**Data for this exercise**
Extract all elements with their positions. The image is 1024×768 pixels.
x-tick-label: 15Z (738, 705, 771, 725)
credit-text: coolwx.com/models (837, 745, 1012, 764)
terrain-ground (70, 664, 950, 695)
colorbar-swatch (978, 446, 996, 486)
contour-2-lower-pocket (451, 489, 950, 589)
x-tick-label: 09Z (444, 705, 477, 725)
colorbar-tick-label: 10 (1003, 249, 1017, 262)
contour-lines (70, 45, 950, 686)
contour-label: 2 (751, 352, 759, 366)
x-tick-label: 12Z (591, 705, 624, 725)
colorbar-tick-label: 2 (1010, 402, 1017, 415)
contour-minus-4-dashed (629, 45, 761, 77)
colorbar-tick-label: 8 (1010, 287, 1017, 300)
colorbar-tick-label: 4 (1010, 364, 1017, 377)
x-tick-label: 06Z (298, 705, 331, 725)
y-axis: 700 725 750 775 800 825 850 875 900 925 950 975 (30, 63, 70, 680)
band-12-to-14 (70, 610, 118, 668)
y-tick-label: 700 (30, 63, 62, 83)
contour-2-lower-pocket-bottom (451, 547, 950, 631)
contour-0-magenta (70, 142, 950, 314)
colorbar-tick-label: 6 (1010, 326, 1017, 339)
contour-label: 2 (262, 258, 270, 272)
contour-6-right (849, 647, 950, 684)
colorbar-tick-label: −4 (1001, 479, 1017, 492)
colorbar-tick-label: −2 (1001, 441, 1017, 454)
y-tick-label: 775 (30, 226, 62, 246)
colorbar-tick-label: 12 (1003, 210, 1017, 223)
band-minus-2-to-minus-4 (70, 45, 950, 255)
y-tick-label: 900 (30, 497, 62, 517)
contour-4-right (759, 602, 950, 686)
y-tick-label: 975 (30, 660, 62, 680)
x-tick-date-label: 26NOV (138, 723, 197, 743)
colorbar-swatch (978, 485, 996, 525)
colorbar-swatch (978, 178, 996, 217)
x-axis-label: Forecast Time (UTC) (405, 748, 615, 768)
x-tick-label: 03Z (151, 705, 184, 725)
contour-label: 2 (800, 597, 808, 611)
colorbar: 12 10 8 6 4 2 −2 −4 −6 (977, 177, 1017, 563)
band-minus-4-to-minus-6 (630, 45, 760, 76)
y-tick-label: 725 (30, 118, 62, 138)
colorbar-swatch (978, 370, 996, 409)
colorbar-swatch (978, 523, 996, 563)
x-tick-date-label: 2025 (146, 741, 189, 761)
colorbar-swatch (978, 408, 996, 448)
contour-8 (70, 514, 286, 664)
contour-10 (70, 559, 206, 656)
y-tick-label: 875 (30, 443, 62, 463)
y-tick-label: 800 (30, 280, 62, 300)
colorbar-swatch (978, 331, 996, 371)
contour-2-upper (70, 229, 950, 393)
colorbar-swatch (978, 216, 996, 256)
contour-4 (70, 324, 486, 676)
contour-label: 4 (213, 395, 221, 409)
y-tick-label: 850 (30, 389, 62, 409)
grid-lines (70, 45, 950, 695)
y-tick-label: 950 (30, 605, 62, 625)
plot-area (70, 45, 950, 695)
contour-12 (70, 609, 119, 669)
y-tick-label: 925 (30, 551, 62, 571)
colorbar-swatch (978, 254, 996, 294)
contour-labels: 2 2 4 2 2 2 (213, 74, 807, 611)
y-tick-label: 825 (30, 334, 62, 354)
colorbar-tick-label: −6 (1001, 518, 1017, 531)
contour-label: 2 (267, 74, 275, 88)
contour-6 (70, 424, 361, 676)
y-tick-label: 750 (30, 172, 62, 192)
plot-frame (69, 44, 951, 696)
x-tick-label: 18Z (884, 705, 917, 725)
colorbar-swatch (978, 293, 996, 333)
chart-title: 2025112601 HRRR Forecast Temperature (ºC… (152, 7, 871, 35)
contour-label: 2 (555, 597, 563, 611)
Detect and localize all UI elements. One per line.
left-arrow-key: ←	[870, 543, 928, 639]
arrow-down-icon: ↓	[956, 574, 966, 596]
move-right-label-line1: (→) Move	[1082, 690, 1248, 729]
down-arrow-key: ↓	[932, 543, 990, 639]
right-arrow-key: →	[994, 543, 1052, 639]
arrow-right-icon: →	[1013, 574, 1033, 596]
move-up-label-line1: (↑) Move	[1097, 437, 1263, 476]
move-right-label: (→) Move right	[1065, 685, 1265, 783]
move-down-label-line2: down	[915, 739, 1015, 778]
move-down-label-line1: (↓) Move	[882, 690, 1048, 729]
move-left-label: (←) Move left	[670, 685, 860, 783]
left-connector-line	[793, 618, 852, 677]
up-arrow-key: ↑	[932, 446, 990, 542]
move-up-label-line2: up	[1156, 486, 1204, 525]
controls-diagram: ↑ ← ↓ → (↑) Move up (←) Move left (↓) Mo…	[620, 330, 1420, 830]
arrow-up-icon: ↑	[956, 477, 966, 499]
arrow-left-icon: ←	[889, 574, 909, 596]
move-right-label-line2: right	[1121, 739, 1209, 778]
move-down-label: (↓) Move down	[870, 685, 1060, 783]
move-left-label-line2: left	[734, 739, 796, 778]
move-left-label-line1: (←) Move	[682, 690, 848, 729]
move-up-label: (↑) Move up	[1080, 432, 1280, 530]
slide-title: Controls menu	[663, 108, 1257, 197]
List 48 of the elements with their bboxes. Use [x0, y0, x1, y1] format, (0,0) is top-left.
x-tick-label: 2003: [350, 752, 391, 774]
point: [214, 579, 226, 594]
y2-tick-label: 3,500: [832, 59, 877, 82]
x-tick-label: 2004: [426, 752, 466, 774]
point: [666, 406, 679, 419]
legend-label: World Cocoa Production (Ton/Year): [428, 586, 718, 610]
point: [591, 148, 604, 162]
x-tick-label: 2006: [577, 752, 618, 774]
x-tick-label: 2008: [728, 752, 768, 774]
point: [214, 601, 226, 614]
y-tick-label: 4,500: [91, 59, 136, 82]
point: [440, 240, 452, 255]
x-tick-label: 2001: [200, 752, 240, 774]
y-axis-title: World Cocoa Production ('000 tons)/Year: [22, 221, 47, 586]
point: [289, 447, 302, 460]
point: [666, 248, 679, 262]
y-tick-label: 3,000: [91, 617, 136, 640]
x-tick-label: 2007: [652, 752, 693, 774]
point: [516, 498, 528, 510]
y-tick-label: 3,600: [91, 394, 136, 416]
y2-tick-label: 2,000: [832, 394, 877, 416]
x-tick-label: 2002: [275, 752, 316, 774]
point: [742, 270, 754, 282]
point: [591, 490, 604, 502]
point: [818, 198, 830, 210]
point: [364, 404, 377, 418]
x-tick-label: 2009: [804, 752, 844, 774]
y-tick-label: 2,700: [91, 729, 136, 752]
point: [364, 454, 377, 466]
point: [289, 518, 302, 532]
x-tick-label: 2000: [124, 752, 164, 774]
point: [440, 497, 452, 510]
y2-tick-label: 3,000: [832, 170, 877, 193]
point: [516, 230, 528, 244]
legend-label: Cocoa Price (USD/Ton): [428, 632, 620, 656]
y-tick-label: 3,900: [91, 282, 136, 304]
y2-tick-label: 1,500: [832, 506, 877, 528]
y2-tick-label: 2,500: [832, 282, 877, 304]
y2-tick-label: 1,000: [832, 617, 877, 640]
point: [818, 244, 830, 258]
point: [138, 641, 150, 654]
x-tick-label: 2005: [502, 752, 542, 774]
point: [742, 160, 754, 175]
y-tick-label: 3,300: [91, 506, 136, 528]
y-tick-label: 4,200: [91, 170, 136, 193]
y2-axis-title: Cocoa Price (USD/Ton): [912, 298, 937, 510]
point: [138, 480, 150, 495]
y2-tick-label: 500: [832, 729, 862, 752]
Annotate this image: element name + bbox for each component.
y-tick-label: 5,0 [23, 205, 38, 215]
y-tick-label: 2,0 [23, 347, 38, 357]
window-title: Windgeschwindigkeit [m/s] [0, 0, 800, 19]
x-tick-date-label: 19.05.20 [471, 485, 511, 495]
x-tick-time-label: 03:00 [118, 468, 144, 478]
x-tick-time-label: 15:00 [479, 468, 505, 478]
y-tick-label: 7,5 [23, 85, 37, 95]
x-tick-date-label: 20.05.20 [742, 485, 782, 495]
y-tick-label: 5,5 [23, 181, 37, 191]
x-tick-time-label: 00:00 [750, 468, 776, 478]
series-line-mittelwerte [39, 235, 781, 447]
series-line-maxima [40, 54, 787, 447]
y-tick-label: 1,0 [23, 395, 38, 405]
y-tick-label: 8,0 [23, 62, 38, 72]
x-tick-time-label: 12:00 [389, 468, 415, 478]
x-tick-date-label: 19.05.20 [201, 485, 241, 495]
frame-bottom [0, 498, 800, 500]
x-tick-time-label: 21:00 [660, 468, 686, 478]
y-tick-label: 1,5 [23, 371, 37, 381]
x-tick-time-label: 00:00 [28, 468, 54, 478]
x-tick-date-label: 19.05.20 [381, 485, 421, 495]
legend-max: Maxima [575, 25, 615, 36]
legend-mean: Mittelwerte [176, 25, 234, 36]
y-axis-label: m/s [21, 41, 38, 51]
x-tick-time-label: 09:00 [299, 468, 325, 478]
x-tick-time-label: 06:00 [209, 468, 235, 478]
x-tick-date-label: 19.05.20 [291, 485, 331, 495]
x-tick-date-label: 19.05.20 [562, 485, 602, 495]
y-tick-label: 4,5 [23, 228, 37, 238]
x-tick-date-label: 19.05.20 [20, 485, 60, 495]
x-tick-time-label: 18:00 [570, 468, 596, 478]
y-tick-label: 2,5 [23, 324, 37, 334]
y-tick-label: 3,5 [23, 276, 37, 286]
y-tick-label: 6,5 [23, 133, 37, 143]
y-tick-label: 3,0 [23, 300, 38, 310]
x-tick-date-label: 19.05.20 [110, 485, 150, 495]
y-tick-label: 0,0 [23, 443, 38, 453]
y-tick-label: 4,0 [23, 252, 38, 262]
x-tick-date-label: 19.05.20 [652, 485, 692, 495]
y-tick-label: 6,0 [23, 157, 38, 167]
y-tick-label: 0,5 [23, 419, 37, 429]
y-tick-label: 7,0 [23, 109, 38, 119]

**Task statement**
Quote the material word for word, starting at its first line and stopping after the line that contains "colorbar-tick-label: 6 (1010, 326, 1017, 339)".

**Written answer**
Extract all elements with their positions. The image is 1024×768 pixels.
x-tick-label: 15Z (738, 705, 771, 725)
credit-text: coolwx.com/models (837, 745, 1012, 764)
terrain-ground (70, 664, 950, 695)
colorbar-swatch (978, 446, 996, 486)
contour-2-lower-pocket (451, 489, 950, 589)
x-tick-label: 09Z (444, 705, 477, 725)
colorbar-tick-label: 10 (1003, 249, 1017, 262)
contour-lines (70, 45, 950, 686)
contour-label: 2 (751, 352, 759, 366)
x-tick-label: 12Z (591, 705, 624, 725)
colorbar-tick-label: 2 (1010, 402, 1017, 415)
contour-minus-4-dashed (629, 45, 761, 77)
colorbar-tick-label: 8 (1010, 287, 1017, 300)
colorbar-tick-label: 4 (1010, 364, 1017, 377)
x-tick-label: 06Z (298, 705, 331, 725)
y-axis: 700 725 750 775 800 825 850 875 900 925 950 975 (30, 63, 70, 680)
band-12-to-14 (70, 610, 118, 668)
y-tick-label: 700 (30, 63, 62, 83)
contour-2-lower-pocket-bottom (451, 547, 950, 631)
contour-0-magenta (70, 142, 950, 314)
colorbar-tick-label: 6 (1010, 326, 1017, 339)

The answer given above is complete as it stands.